Aim:
Emit the entire listing verbatim.

━━ Extracted material ━━

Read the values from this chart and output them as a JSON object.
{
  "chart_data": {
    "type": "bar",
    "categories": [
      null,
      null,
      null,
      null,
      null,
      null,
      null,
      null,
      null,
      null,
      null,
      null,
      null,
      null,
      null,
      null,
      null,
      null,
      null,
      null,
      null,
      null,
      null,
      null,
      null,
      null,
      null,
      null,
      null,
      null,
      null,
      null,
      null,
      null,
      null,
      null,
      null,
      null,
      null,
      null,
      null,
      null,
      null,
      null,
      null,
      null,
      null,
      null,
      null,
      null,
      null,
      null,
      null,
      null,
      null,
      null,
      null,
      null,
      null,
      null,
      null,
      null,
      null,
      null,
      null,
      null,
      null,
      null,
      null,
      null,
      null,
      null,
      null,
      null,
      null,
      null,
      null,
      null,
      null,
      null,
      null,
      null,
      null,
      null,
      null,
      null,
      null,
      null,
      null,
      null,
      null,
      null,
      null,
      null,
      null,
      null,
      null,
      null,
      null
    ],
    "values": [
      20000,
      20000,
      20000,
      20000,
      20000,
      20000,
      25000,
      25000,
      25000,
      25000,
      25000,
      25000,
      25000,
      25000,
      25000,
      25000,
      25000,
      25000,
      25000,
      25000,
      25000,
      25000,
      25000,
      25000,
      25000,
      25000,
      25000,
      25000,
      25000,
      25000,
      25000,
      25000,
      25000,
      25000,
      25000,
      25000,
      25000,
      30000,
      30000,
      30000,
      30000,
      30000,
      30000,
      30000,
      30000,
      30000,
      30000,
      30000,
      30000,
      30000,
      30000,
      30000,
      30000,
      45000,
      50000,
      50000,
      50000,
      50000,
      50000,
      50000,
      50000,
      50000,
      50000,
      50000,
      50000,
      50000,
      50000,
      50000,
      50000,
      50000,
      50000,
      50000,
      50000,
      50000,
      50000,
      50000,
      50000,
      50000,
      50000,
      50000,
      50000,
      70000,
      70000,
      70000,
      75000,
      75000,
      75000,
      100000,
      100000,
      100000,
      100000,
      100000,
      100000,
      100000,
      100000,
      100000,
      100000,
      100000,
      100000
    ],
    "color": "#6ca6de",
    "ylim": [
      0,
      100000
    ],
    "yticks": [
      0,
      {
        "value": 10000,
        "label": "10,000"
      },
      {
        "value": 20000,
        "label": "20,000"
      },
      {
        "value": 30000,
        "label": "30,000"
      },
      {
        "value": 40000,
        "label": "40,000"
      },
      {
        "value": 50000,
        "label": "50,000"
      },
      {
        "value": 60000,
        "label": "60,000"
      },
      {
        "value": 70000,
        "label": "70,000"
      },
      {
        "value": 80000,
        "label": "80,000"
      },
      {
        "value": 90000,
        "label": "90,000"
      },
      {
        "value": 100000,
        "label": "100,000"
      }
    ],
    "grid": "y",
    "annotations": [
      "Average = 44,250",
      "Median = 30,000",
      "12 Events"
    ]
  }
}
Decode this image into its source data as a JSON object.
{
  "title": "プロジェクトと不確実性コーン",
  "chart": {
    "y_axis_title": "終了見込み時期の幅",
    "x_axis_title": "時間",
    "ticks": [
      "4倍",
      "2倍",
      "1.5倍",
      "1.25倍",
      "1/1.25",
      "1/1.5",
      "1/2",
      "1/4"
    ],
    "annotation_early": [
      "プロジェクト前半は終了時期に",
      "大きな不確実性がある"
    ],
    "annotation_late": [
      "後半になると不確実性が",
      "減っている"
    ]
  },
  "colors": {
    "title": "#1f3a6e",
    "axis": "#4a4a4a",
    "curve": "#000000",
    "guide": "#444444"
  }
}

━━━

Solution for this problem:
Read the values from this chart and output them as a JSON object.
{
  "chart_data": {
    "type": "bar",
    "categories": [
      null,
      null,
      null,
      null,
      null,
      null,
      null,
      null,
      null,
      null,
      null,
      null,
      null,
      null,
      null,
      null,
      null,
      null,
      null,
      null,
      null,
      null,
      null,
      null,
      null,
      null,
      null,
      null,
      null,
      null,
      null,
      null,
      null,
      null,
      null,
      null,
      null,
      null,
      null,
      null,
      null,
      null,
      null,
      null,
      null,
      null,
      null,
      null,
      null,
      null,
      null,
      null,
      null,
      null,
      null,
      null,
      null,
      null,
      null,
      null,
      null,
      null,
      null,
      null,
      null,
      null,
      null,
      null,
      null,
      null,
      null,
      null,
      null,
      null,
      null,
      null,
      null,
      null,
      null,
      null,
      null,
      null,
      null,
      null,
      null,
      null,
      null,
      null,
      null,
      null,
      null,
      null,
      null,
      null,
      null,
      null,
      null,
      null,
      null
    ],
    "values": [
      20000,
      20000,
      20000,
      20000,
      20000,
      20000,
      25000,
      25000,
      25000,
      25000,
      25000,
      25000,
      25000,
      25000,
      25000,
      25000,
      25000,
      25000,
      25000,
      25000,
      25000,
      25000,
      25000,
      25000,
      25000,
      25000,
      25000,
      25000,
      25000,
      25000,
      25000,
      25000,
      25000,
      25000,
      25000,
      25000,
      25000,
      30000,
      30000,
      30000,
      30000,
      30000,
      30000,
      30000,
      30000,
      30000,
      30000,
      30000,
      30000,
      30000,
      30000,
      30000,
      30000,
      45000,
      50000,
      50000,
      50000,
      50000,
      50000,
      50000,
      50000,
      50000,
      50000,
      50000,
      50000,
      50000,
      50000,
      50000,
      50000,
      50000,
      50000,
      50000,
      50000,
      50000,
      50000,
      50000,
      50000,
      50000,
      50000,
      50000,
      50000,
      70000,
      70000,
      70000,
      75000,
      75000,
      75000,
      100000,
      100000,
      100000,
      100000,
      100000,
      100000,
      100000,
      100000,
      100000,
      100000,
      100000,
      100000
    ],
    "color": "#6ca6de",
    "ylim": [
      0,
      100000
    ],
    "yticks": [
      0,
      {
        "value": 10000,
        "label": "10,000"
      },
      {
        "value": 20000,
        "label": "20,000"
      },
      {
        "value": 30000,
        "label": "30,000"
      },
      {
        "value": 40000,
        "label": "40,000"
      },
      {
        "value": 50000,
        "label": "50,000"
      },
      {
        "value": 60000,
        "label": "60,000"
      },
      {
        "value": 70000,
        "label": "70,000"
      },
      {
        "value": 80000,
        "label": "80,000"
      },
      {
        "value": 90000,
        "label": "90,000"
      },
      {
        "value": 100000,
        "label": "100,000"
      }
    ],
    "grid": "y",
    "annotations": [
      "Average = 44,250",
      "Median = 30,000",
      "12 Events"
    ]
  }
}
Decode this image into its source data as a JSON object.
{
  "title": "プロジェクトと不確実性コーン",
  "chart": {
    "y_axis_title": "終了見込み時期の幅",
    "x_axis_title": "時間",
    "ticks": [
      "4倍",
      "2倍",
      "1.5倍",
      "1.25倍",
      "1/1.25",
      "1/1.5",
      "1/2",
      "1/4"
    ],
    "annotation_early": [
      "プロジェクト前半は終了時期に",
      "大きな不確実性がある"
    ],
    "annotation_late": [
      "後半になると不確実性が",
      "減っている"
    ]
  },
  "colors": {
    "title": "#1f3a6e",
    "axis": "#4a4a4a",
    "curve": "#000000",
    "guide": "#444444"
  }
}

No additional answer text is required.